Exercise =>
Exclude images, then output the remaining data verbatim.

Source data =>
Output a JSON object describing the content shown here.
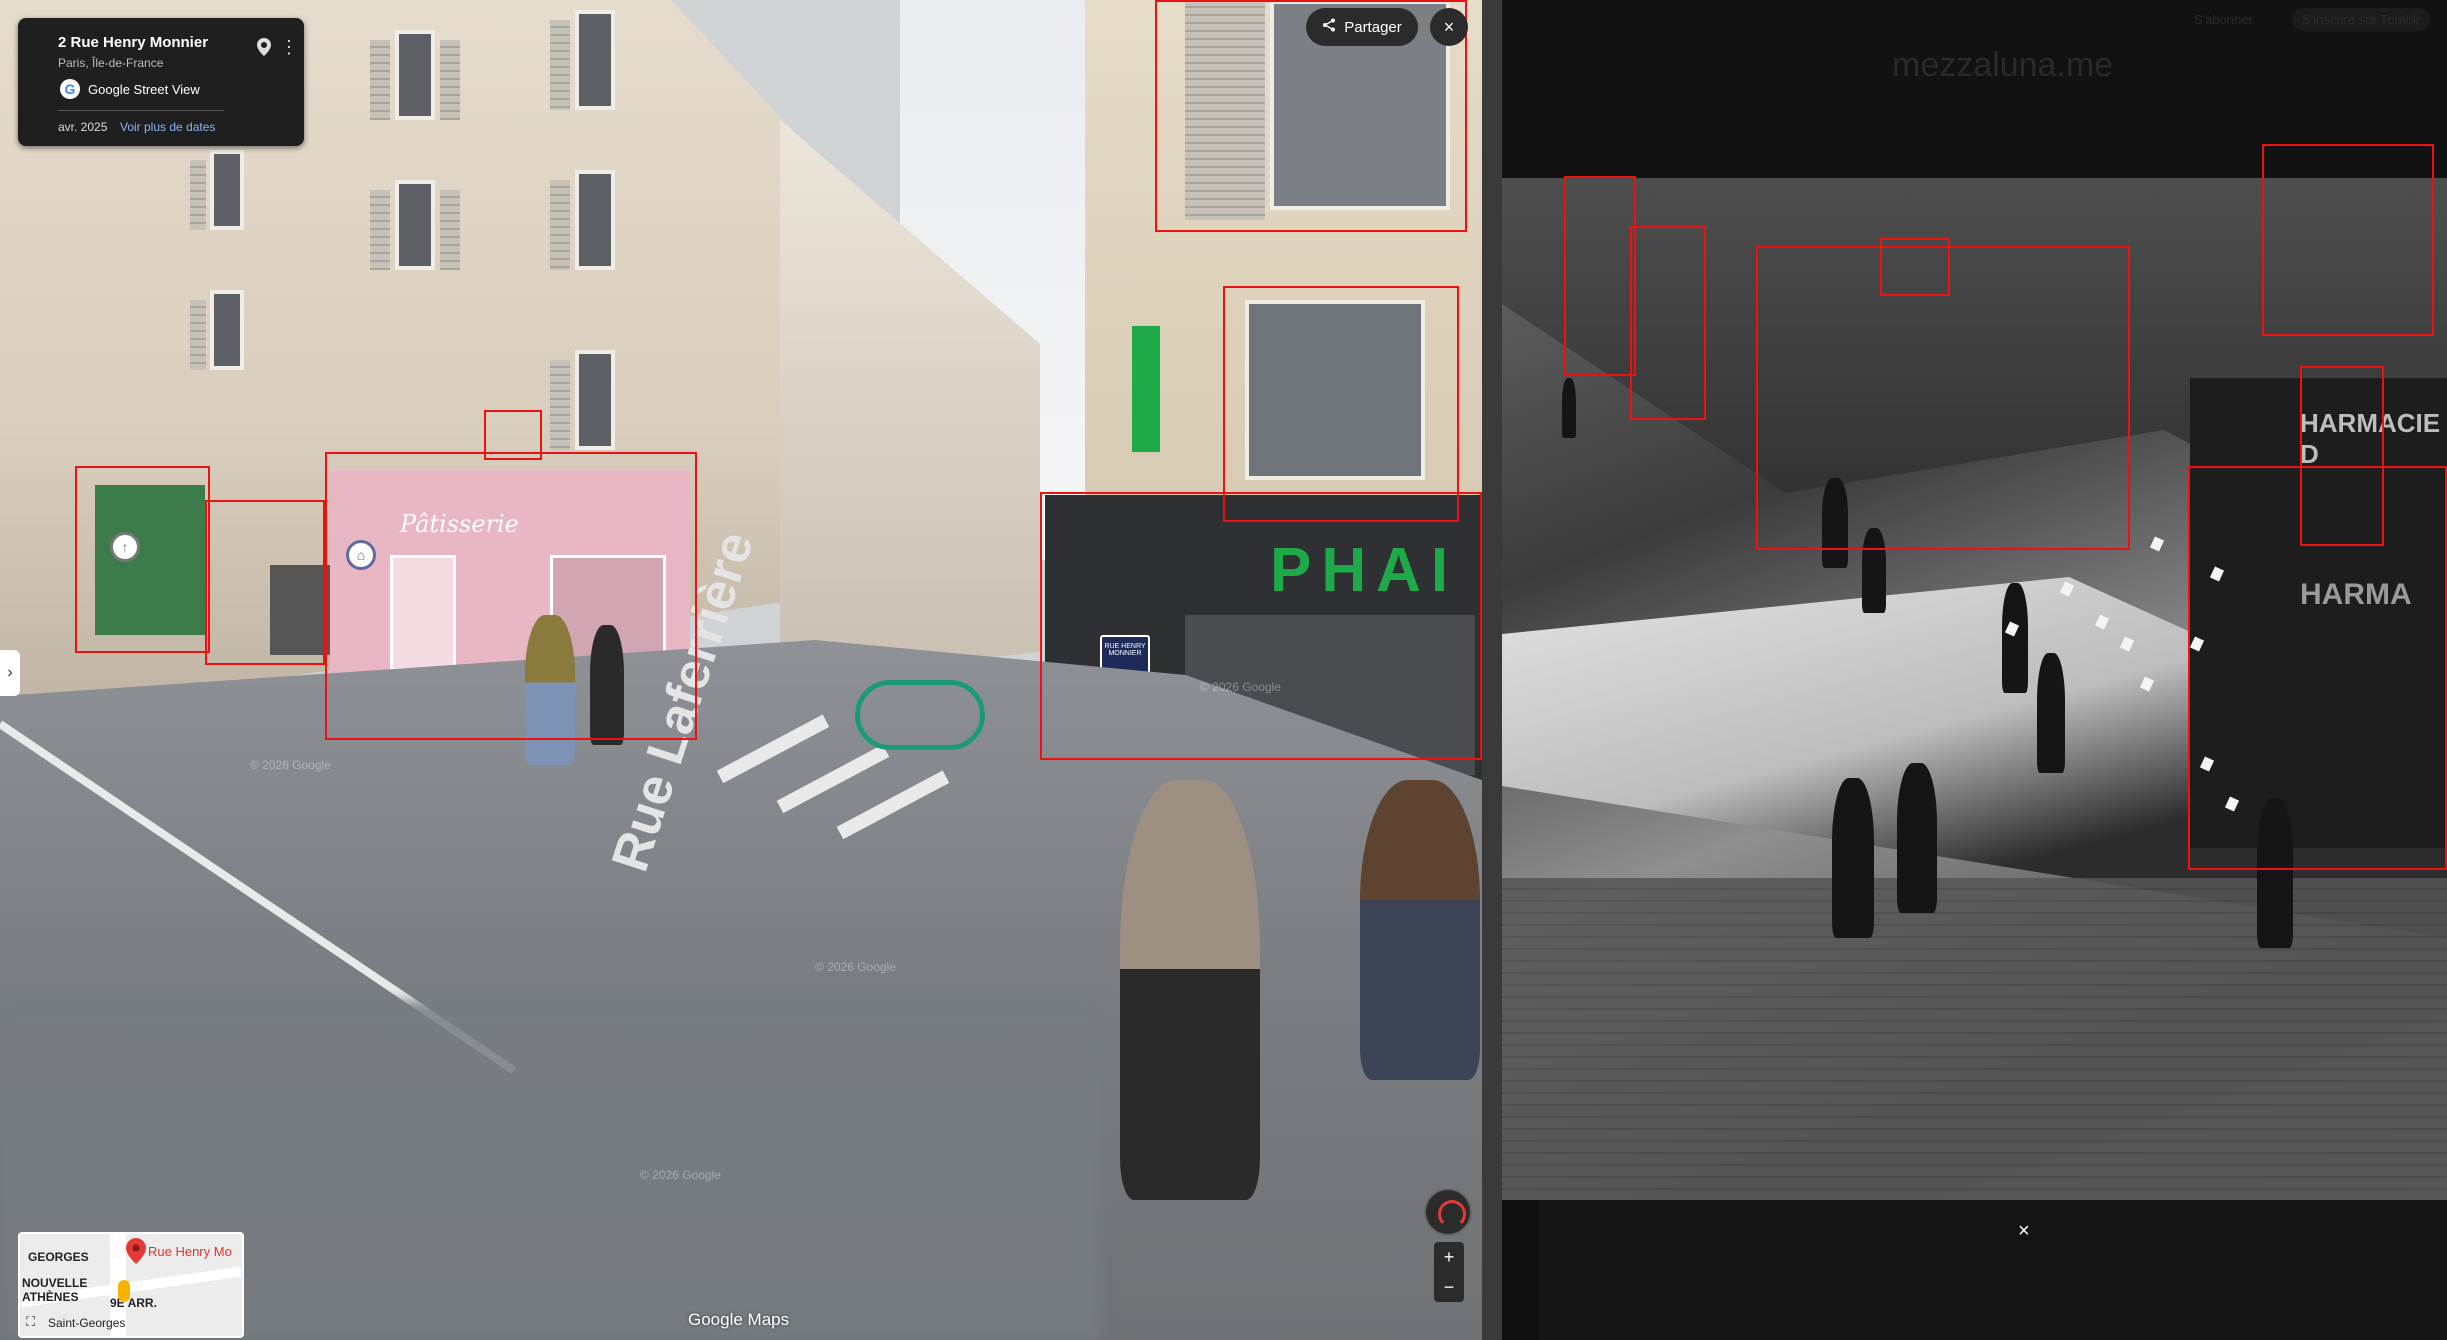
{
  "streetview": {
    "place": {
      "title": "2 Rue Henry Monnier",
      "subtitle": "Paris, Île-de-France",
      "source_label": "Google Street View",
      "date": "avr. 2025",
      "more_dates_link": "Voir plus de dates",
      "icons": {
        "pin": "location-pin-icon",
        "menu": "more-vert-icon",
        "google": "google-g-logo-icon"
      }
    },
    "share_label": "Partager",
    "close_glyph": "×",
    "back_glyph": "›",
    "scene_text": {
      "shop_sign_right": "PHAI",
      "street_marking": "Rue Laferrière",
      "pink_shop_sign": "Pâtisserie",
      "street_plaque": "RUE HENRY MONNIER"
    },
    "watermark": "© 2026 Google",
    "minimap": {
      "labels": [
        "GEORGES",
        "NOUVELLE",
        "ATHÈNES",
        "9E ARR.",
        "Saint-Georges"
      ],
      "street_label": "Rue Henry Mo"
    },
    "zoom": {
      "in": "+",
      "out": "−"
    },
    "footer_logo": "Google Maps"
  },
  "photo_pane": {
    "brand": "mezzaluna.me",
    "top_links": [
      "S'abonner",
      "S'inscrire sur Tumblr"
    ],
    "storefront_text": [
      "HARMACIE D",
      "HARMA"
    ],
    "close_glyph": "×"
  },
  "colors": {
    "annotation_box": "#ee1111",
    "link": "#8ab4f8",
    "pharmacy_green": "#1faa4a",
    "card_bg": "#1f1f1f"
  }
}
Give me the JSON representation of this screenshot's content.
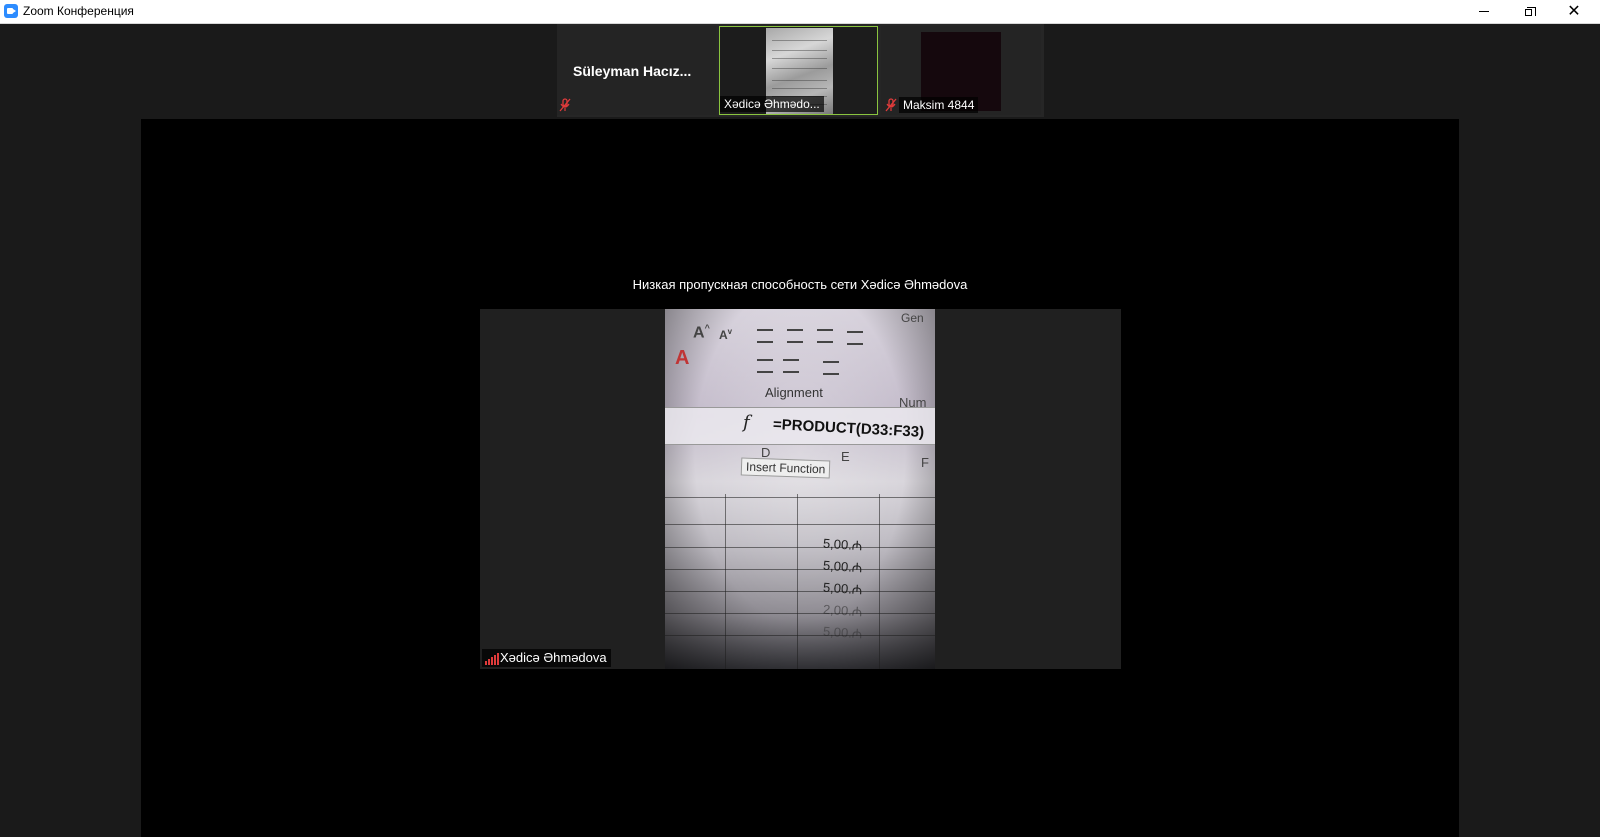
{
  "window": {
    "title": "Zoom Конференция",
    "controls": {
      "minimize": "minimize-icon",
      "restore": "restore-icon",
      "close": "close-icon",
      "close_glyph": "✕"
    }
  },
  "thumbnails": [
    {
      "name": "Süleyman  Hacız...",
      "muted": true,
      "video": false
    },
    {
      "name": "Xədicə Əhmədo...",
      "muted": false,
      "video": true,
      "active_speaker": true
    },
    {
      "name": "Maksim 4844",
      "muted": true,
      "video": true
    }
  ],
  "stage": {
    "bandwidth_notice": "Низкая пропускная способность сети Xədicə Əhmədova",
    "participant_label": "Xədicə Əhmədova",
    "signal_icon": "network-signal-icon",
    "signal_color": "#e03b3b"
  },
  "video_content": {
    "ribbon_group": "Alignment",
    "number_group_partial": "Num",
    "general_partial": "Gen",
    "formula": "=PRODUCT(D33:F33)",
    "fx_symbol": "f",
    "tooltip": "Insert Function",
    "column_d": "D",
    "column_e": "E",
    "column_f": "F",
    "cell_values": [
      "5,00.₼",
      "5,00.₼",
      "5,00.₼",
      "2,00.₼",
      "5,00.₼"
    ]
  },
  "colors": {
    "active_speaker_border": "#8ac43f",
    "muted_mic": "#e03b3b",
    "background": "#1a1a1a",
    "stage": "#000000"
  }
}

Answer to this exercise =>
Output a JSON object describing the content shown here.
{
  "streetview": {
    "place": {
      "title": "2 Rue Henry Monnier",
      "subtitle": "Paris, Île-de-France",
      "source_label": "Google Street View",
      "date": "avr. 2025",
      "more_dates_link": "Voir plus de dates",
      "icons": {
        "pin": "location-pin-icon",
        "menu": "more-vert-icon",
        "google": "google-g-logo-icon"
      }
    },
    "share_label": "Partager",
    "close_glyph": "×",
    "back_glyph": "›",
    "scene_text": {
      "shop_sign_right": "PHAI",
      "street_marking": "Rue Laferrière",
      "pink_shop_sign": "Pâtisserie",
      "street_plaque": "RUE HENRY MONNIER"
    },
    "watermark": "© 2026 Google",
    "minimap": {
      "labels": [
        "GEORGES",
        "NOUVELLE",
        "ATHÈNES",
        "9E ARR.",
        "Saint-Georges"
      ],
      "street_label": "Rue Henry Mo"
    },
    "zoom": {
      "in": "+",
      "out": "−"
    },
    "footer_logo": "Google Maps"
  },
  "photo_pane": {
    "brand": "mezzaluna.me",
    "top_links": [
      "S'abonner",
      "S'inscrire sur Tumblr"
    ],
    "storefront_text": [
      "HARMACIE D",
      "HARMA"
    ],
    "close_glyph": "×"
  },
  "colors": {
    "annotation_box": "#ee1111",
    "link": "#8ab4f8",
    "pharmacy_green": "#1faa4a",
    "card_bg": "#1f1f1f"
  }
}
Give me the JSON representation of this screenshot's content.
{
  "window": {
    "title": "Zoom Конференция",
    "controls": {
      "minimize": "minimize-icon",
      "restore": "restore-icon",
      "close": "close-icon",
      "close_glyph": "✕"
    }
  },
  "thumbnails": [
    {
      "name": "Süleyman  Hacız...",
      "muted": true,
      "video": false
    },
    {
      "name": "Xədicə Əhmədo...",
      "muted": false,
      "video": true,
      "active_speaker": true
    },
    {
      "name": "Maksim 4844",
      "muted": true,
      "video": true
    }
  ],
  "stage": {
    "bandwidth_notice": "Низкая пропускная способность сети Xədicə Əhmədova",
    "participant_label": "Xədicə Əhmədova",
    "signal_icon": "network-signal-icon",
    "signal_color": "#e03b3b"
  },
  "video_content": {
    "ribbon_group": "Alignment",
    "number_group_partial": "Num",
    "general_partial": "Gen",
    "formula": "=PRODUCT(D33:F33)",
    "fx_symbol": "f",
    "tooltip": "Insert Function",
    "column_d": "D",
    "column_e": "E",
    "column_f": "F",
    "cell_values": [
      "5,00.₼",
      "5,00.₼",
      "5,00.₼",
      "2,00.₼",
      "5,00.₼"
    ]
  },
  "colors": {
    "active_speaker_border": "#8ac43f",
    "muted_mic": "#e03b3b",
    "background": "#1a1a1a",
    "stage": "#000000"
  }
}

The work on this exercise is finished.